• [DIRECTIONS]:
Restate, word for word, all of the material shown below.

Lines of data:
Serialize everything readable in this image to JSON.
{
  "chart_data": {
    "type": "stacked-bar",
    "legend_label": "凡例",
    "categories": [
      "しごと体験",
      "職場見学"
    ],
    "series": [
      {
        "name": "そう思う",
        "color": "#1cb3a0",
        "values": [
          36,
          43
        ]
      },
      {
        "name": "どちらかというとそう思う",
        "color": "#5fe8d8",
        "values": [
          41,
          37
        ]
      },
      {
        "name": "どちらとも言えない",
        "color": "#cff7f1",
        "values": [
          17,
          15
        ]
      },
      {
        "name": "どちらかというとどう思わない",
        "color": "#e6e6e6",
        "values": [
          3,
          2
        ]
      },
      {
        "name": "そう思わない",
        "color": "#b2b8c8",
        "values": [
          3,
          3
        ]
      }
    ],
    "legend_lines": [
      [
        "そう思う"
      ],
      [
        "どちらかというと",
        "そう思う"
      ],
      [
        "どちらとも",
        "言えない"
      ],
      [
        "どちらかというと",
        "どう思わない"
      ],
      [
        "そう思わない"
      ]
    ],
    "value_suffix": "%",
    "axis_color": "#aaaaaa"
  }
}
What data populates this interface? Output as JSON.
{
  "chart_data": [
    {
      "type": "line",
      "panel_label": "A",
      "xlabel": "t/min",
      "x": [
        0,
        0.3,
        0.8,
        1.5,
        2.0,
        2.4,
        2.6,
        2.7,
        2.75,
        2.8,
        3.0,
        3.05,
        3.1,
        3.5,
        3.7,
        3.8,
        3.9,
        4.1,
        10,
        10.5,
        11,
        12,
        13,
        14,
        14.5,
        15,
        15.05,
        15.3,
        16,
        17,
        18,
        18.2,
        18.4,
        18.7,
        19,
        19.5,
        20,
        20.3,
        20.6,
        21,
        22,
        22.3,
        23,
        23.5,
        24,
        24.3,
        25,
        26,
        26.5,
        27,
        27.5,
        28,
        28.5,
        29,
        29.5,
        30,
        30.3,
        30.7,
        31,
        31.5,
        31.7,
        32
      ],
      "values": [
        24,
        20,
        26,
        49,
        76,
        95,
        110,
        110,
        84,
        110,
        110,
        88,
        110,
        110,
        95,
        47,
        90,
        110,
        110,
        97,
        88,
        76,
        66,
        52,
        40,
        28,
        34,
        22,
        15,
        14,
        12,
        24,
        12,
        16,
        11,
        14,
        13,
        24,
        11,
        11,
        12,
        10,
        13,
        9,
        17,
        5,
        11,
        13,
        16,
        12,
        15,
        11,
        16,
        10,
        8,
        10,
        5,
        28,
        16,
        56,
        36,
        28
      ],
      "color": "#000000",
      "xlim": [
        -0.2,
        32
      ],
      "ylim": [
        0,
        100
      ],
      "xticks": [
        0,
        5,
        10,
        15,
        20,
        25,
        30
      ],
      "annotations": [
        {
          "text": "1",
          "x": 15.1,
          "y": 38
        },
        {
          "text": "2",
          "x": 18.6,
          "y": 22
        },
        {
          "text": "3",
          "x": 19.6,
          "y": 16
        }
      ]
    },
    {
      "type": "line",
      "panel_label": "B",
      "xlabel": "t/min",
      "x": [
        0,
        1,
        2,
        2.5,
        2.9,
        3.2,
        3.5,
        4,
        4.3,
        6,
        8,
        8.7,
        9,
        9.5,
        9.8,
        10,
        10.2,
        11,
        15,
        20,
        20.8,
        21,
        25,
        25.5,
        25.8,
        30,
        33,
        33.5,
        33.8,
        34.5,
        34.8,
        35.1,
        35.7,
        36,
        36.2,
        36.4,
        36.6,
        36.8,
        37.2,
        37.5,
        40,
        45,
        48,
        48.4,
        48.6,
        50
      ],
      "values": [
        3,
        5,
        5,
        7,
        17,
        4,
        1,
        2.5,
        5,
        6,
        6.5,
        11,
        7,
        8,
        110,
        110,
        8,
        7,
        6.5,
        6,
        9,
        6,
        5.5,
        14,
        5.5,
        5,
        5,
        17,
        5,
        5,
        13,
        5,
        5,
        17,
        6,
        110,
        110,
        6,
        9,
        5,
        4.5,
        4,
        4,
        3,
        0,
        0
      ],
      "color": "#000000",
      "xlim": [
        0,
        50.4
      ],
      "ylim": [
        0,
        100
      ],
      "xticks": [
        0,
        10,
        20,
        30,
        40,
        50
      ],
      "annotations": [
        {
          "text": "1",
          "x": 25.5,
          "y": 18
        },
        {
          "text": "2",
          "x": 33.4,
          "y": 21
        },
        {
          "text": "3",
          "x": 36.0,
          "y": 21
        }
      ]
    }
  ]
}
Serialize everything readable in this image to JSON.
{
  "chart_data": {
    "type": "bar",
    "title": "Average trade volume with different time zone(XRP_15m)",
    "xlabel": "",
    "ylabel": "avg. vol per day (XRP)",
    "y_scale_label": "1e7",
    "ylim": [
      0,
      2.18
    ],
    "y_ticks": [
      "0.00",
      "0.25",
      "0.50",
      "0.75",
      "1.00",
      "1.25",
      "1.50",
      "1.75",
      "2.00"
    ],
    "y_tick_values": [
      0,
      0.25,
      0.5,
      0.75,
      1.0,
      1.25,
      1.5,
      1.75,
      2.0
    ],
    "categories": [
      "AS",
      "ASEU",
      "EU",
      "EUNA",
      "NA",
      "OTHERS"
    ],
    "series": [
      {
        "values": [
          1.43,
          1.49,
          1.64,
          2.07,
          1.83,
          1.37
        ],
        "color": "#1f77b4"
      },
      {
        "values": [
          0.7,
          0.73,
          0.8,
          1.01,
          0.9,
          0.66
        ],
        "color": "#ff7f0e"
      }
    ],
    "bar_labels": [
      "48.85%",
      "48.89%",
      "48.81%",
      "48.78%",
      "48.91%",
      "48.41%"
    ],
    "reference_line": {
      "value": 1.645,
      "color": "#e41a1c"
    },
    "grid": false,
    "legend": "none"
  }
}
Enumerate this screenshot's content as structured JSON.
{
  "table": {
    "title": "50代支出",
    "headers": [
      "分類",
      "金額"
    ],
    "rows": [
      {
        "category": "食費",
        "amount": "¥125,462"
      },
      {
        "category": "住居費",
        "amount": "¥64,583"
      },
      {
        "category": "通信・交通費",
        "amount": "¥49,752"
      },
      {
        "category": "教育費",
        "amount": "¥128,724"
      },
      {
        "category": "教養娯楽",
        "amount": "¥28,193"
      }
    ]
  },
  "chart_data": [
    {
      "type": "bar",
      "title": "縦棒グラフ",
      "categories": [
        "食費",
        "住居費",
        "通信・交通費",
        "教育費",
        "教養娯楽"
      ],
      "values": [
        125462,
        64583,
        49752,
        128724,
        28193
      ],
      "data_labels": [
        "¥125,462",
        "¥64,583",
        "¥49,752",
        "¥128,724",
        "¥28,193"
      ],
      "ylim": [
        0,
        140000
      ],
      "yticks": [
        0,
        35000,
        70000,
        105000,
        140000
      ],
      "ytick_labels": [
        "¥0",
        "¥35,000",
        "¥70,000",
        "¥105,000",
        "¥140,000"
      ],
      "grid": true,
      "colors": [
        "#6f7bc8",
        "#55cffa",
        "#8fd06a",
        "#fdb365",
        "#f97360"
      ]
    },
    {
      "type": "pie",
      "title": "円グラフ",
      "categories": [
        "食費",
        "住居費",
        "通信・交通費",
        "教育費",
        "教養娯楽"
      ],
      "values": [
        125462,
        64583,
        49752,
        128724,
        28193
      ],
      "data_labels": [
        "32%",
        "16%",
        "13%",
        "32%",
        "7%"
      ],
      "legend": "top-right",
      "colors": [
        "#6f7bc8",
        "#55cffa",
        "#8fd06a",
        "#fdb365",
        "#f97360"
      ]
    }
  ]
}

• [THE COMPLETED TASK]:
Serialize everything readable in this image to JSON.
{
  "chart_data": {
    "type": "stacked-bar",
    "legend_label": "凡例",
    "categories": [
      "しごと体験",
      "職場見学"
    ],
    "series": [
      {
        "name": "そう思う",
        "color": "#1cb3a0",
        "values": [
          36,
          43
        ]
      },
      {
        "name": "どちらかというとそう思う",
        "color": "#5fe8d8",
        "values": [
          41,
          37
        ]
      },
      {
        "name": "どちらとも言えない",
        "color": "#cff7f1",
        "values": [
          17,
          15
        ]
      },
      {
        "name": "どちらかというとどう思わない",
        "color": "#e6e6e6",
        "values": [
          3,
          2
        ]
      },
      {
        "name": "そう思わない",
        "color": "#b2b8c8",
        "values": [
          3,
          3
        ]
      }
    ],
    "legend_lines": [
      [
        "そう思う"
      ],
      [
        "どちらかというと",
        "そう思う"
      ],
      [
        "どちらとも",
        "言えない"
      ],
      [
        "どちらかというと",
        "どう思わない"
      ],
      [
        "そう思わない"
      ]
    ],
    "value_suffix": "%",
    "axis_color": "#aaaaaa"
  }
}
What data populates this interface? Output as JSON.
{
  "chart_data": [
    {
      "type": "line",
      "panel_label": "A",
      "xlabel": "t/min",
      "x": [
        0,
        0.3,
        0.8,
        1.5,
        2.0,
        2.4,
        2.6,
        2.7,
        2.75,
        2.8,
        3.0,
        3.05,
        3.1,
        3.5,
        3.7,
        3.8,
        3.9,
        4.1,
        10,
        10.5,
        11,
        12,
        13,
        14,
        14.5,
        15,
        15.05,
        15.3,
        16,
        17,
        18,
        18.2,
        18.4,
        18.7,
        19,
        19.5,
        20,
        20.3,
        20.6,
        21,
        22,
        22.3,
        23,
        23.5,
        24,
        24.3,
        25,
        26,
        26.5,
        27,
        27.5,
        28,
        28.5,
        29,
        29.5,
        30,
        30.3,
        30.7,
        31,
        31.5,
        31.7,
        32
      ],
      "values": [
        24,
        20,
        26,
        49,
        76,
        95,
        110,
        110,
        84,
        110,
        110,
        88,
        110,
        110,
        95,
        47,
        90,
        110,
        110,
        97,
        88,
        76,
        66,
        52,
        40,
        28,
        34,
        22,
        15,
        14,
        12,
        24,
        12,
        16,
        11,
        14,
        13,
        24,
        11,
        11,
        12,
        10,
        13,
        9,
        17,
        5,
        11,
        13,
        16,
        12,
        15,
        11,
        16,
        10,
        8,
        10,
        5,
        28,
        16,
        56,
        36,
        28
      ],
      "color": "#000000",
      "xlim": [
        -0.2,
        32
      ],
      "ylim": [
        0,
        100
      ],
      "xticks": [
        0,
        5,
        10,
        15,
        20,
        25,
        30
      ],
      "annotations": [
        {
          "text": "1",
          "x": 15.1,
          "y": 38
        },
        {
          "text": "2",
          "x": 18.6,
          "y": 22
        },
        {
          "text": "3",
          "x": 19.6,
          "y": 16
        }
      ]
    },
    {
      "type": "line",
      "panel_label": "B",
      "xlabel": "t/min",
      "x": [
        0,
        1,
        2,
        2.5,
        2.9,
        3.2,
        3.5,
        4,
        4.3,
        6,
        8,
        8.7,
        9,
        9.5,
        9.8,
        10,
        10.2,
        11,
        15,
        20,
        20.8,
        21,
        25,
        25.5,
        25.8,
        30,
        33,
        33.5,
        33.8,
        34.5,
        34.8,
        35.1,
        35.7,
        36,
        36.2,
        36.4,
        36.6,
        36.8,
        37.2,
        37.5,
        40,
        45,
        48,
        48.4,
        48.6,
        50
      ],
      "values": [
        3,
        5,
        5,
        7,
        17,
        4,
        1,
        2.5,
        5,
        6,
        6.5,
        11,
        7,
        8,
        110,
        110,
        8,
        7,
        6.5,
        6,
        9,
        6,
        5.5,
        14,
        5.5,
        5,
        5,
        17,
        5,
        5,
        13,
        5,
        5,
        17,
        6,
        110,
        110,
        6,
        9,
        5,
        4.5,
        4,
        4,
        3,
        0,
        0
      ],
      "color": "#000000",
      "xlim": [
        0,
        50.4
      ],
      "ylim": [
        0,
        100
      ],
      "xticks": [
        0,
        10,
        20,
        30,
        40,
        50
      ],
      "annotations": [
        {
          "text": "1",
          "x": 25.5,
          "y": 18
        },
        {
          "text": "2",
          "x": 33.4,
          "y": 21
        },
        {
          "text": "3",
          "x": 36.0,
          "y": 21
        }
      ]
    }
  ]
}
Serialize everything readable in this image to JSON.
{
  "chart_data": {
    "type": "bar",
    "title": "Average trade volume with different time zone(XRP_15m)",
    "xlabel": "",
    "ylabel": "avg. vol per day (XRP)",
    "y_scale_label": "1e7",
    "ylim": [
      0,
      2.18
    ],
    "y_ticks": [
      "0.00",
      "0.25",
      "0.50",
      "0.75",
      "1.00",
      "1.25",
      "1.50",
      "1.75",
      "2.00"
    ],
    "y_tick_values": [
      0,
      0.25,
      0.5,
      0.75,
      1.0,
      1.25,
      1.5,
      1.75,
      2.0
    ],
    "categories": [
      "AS",
      "ASEU",
      "EU",
      "EUNA",
      "NA",
      "OTHERS"
    ],
    "series": [
      {
        "values": [
          1.43,
          1.49,
          1.64,
          2.07,
          1.83,
          1.37
        ],
        "color": "#1f77b4"
      },
      {
        "values": [
          0.7,
          0.73,
          0.8,
          1.01,
          0.9,
          0.66
        ],
        "color": "#ff7f0e"
      }
    ],
    "bar_labels": [
      "48.85%",
      "48.89%",
      "48.81%",
      "48.78%",
      "48.91%",
      "48.41%"
    ],
    "reference_line": {
      "value": 1.645,
      "color": "#e41a1c"
    },
    "grid": false,
    "legend": "none"
  }
}
Enumerate this screenshot's content as structured JSON.
{
  "table": {
    "title": "50代支出",
    "headers": [
      "分類",
      "金額"
    ],
    "rows": [
      {
        "category": "食費",
        "amount": "¥125,462"
      },
      {
        "category": "住居費",
        "amount": "¥64,583"
      },
      {
        "category": "通信・交通費",
        "amount": "¥49,752"
      },
      {
        "category": "教育費",
        "amount": "¥128,724"
      },
      {
        "category": "教養娯楽",
        "amount": "¥28,193"
      }
    ]
  },
  "chart_data": [
    {
      "type": "bar",
      "title": "縦棒グラフ",
      "categories": [
        "食費",
        "住居費",
        "通信・交通費",
        "教育費",
        "教養娯楽"
      ],
      "values": [
        125462,
        64583,
        49752,
        128724,
        28193
      ],
      "data_labels": [
        "¥125,462",
        "¥64,583",
        "¥49,752",
        "¥128,724",
        "¥28,193"
      ],
      "ylim": [
        0,
        140000
      ],
      "yticks": [
        0,
        35000,
        70000,
        105000,
        140000
      ],
      "ytick_labels": [
        "¥0",
        "¥35,000",
        "¥70,000",
        "¥105,000",
        "¥140,000"
      ],
      "grid": true,
      "colors": [
        "#6f7bc8",
        "#55cffa",
        "#8fd06a",
        "#fdb365",
        "#f97360"
      ]
    },
    {
      "type": "pie",
      "title": "円グラフ",
      "categories": [
        "食費",
        "住居費",
        "通信・交通費",
        "教育費",
        "教養娯楽"
      ],
      "values": [
        125462,
        64583,
        49752,
        128724,
        28193
      ],
      "data_labels": [
        "32%",
        "16%",
        "13%",
        "32%",
        "7%"
      ],
      "legend": "top-right",
      "colors": [
        "#6f7bc8",
        "#55cffa",
        "#8fd06a",
        "#fdb365",
        "#f97360"
      ]
    }
  ]
}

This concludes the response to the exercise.